## WHAT YOU SHOULD DO
Scan the entries below for the word "color". Copy each line that has it.

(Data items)

"""

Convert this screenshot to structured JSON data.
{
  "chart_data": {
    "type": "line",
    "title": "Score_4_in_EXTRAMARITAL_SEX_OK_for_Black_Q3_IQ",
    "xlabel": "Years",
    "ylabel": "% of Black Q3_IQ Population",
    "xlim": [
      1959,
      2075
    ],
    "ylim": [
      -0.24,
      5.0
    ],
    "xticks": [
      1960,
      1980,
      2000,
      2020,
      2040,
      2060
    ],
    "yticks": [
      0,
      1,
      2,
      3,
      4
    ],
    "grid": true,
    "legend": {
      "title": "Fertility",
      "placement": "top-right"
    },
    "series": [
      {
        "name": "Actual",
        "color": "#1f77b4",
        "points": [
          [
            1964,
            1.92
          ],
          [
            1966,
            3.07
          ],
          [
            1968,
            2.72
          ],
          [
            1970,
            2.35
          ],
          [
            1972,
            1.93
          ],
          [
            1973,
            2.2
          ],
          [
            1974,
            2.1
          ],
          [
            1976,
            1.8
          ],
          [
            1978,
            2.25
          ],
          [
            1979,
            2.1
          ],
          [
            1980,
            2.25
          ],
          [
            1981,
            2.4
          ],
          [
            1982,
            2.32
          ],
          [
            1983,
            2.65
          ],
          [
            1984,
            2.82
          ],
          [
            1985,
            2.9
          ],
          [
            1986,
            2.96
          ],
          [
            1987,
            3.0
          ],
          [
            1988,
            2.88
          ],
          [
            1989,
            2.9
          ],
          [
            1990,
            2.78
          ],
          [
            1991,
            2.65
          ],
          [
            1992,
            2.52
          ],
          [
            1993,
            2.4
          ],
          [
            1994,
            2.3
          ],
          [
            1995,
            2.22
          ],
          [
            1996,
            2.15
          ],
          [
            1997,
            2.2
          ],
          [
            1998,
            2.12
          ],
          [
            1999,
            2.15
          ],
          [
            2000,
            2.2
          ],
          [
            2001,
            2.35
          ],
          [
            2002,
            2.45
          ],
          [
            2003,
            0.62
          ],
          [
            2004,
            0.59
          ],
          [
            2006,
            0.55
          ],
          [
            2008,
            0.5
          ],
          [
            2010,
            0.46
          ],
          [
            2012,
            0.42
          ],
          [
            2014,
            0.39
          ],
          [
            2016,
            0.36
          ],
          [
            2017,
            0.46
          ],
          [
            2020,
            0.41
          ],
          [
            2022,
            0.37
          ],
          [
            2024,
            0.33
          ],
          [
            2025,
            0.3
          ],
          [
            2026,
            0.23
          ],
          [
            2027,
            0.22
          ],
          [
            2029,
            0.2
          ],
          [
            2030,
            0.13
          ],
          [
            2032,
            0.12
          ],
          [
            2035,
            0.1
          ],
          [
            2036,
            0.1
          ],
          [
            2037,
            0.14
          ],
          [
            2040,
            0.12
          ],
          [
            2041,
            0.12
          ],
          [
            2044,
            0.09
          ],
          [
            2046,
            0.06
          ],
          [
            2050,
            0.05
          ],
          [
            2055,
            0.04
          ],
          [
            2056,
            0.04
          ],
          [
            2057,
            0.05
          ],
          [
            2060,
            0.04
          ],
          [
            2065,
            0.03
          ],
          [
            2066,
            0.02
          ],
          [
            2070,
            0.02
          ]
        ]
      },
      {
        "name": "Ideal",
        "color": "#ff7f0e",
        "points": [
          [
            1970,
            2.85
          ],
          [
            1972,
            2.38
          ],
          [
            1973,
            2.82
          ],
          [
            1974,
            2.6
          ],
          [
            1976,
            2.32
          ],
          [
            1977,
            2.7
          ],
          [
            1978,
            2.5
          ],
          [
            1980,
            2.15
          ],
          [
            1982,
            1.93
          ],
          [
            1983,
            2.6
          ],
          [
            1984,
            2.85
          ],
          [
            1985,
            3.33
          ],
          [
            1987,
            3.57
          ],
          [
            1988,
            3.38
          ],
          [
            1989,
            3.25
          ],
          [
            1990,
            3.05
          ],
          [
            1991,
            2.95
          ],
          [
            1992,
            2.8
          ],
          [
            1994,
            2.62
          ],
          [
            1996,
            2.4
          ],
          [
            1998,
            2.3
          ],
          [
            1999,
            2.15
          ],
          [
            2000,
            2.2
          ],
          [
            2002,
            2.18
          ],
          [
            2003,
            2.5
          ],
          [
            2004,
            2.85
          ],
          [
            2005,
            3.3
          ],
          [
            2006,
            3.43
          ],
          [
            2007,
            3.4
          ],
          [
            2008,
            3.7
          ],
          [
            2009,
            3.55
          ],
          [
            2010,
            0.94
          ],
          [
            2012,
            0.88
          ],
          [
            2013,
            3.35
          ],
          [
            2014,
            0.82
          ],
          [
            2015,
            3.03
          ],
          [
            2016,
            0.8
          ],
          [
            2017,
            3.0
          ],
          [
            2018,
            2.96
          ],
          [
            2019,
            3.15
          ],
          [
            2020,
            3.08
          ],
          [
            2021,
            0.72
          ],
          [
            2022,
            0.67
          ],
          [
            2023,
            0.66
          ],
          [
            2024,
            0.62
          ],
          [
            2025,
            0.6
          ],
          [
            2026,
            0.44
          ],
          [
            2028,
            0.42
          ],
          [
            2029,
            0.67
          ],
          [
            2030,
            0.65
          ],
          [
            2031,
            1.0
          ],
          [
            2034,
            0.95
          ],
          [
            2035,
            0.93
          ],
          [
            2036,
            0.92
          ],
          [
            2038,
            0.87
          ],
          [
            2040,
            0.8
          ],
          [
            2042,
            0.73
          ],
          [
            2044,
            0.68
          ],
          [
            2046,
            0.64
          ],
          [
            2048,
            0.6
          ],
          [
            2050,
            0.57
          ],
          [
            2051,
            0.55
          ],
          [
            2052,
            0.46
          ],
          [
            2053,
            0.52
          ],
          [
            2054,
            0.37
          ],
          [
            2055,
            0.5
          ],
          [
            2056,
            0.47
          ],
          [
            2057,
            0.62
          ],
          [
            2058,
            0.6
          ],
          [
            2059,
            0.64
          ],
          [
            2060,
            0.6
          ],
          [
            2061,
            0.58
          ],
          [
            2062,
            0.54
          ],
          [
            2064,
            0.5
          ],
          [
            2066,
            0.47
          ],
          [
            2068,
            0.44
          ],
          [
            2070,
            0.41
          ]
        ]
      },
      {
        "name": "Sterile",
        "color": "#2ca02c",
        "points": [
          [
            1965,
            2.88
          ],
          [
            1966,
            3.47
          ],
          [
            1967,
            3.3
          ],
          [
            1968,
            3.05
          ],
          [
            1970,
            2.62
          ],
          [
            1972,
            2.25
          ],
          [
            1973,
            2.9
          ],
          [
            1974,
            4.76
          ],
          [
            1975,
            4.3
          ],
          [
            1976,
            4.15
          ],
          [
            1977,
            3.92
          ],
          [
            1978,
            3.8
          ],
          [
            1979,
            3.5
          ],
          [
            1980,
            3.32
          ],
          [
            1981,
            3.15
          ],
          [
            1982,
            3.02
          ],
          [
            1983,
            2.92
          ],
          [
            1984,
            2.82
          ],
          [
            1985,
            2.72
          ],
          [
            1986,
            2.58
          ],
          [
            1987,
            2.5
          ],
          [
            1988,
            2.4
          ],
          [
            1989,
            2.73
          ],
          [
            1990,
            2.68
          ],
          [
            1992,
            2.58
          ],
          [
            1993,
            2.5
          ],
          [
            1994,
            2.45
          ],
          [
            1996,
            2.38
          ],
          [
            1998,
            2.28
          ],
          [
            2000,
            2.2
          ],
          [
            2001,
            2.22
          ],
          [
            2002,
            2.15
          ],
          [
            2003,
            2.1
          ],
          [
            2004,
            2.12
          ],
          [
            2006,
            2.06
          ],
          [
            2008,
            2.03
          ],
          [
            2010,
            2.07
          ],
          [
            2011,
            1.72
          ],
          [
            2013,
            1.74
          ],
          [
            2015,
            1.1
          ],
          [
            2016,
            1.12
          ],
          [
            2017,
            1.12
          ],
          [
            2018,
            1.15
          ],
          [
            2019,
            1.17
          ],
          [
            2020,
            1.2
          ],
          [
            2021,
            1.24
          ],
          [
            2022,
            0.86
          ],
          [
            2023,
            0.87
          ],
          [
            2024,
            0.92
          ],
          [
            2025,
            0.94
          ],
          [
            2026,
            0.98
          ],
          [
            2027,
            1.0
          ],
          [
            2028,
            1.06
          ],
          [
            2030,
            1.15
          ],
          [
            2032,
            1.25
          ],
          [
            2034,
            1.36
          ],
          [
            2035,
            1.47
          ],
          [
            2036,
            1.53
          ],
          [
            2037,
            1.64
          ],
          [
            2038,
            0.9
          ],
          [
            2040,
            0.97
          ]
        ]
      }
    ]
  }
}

"""

## COMPLETE ANSWER
        "color": "#1f77b4",
        "color": "#ff7f0e",
        "color": "#2ca02c",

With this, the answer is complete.